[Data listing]
● ● ● ●

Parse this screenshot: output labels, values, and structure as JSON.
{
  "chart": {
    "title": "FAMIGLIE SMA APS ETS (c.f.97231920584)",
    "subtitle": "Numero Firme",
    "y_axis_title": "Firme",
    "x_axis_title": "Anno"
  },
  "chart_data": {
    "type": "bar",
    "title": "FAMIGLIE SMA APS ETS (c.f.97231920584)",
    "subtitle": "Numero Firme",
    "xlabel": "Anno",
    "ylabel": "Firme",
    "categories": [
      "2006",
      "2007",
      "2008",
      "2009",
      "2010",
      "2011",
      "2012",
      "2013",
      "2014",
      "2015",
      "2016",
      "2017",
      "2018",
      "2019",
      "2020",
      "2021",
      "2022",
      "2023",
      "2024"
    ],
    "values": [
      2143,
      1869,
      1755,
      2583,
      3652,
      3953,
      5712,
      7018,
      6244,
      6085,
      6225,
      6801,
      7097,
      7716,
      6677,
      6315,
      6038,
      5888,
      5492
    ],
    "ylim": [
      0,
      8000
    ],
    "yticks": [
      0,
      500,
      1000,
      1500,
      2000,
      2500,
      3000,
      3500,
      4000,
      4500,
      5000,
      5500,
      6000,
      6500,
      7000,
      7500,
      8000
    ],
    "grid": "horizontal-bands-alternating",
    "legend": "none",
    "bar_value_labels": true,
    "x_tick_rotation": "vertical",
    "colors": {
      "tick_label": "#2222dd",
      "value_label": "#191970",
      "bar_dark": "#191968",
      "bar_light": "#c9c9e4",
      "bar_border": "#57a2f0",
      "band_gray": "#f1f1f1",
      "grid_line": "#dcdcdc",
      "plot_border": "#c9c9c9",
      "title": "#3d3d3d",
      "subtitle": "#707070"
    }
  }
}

● ● ● ●

__What to produce__.
Search the data above for the string "Firme" and return every line that has it.

__Output of the exercise__.
    "subtitle": "Numero Firme",
    "y_axis_title": "Firme",
    "subtitle": "Numero Firme",
    "ylabel": "Firme",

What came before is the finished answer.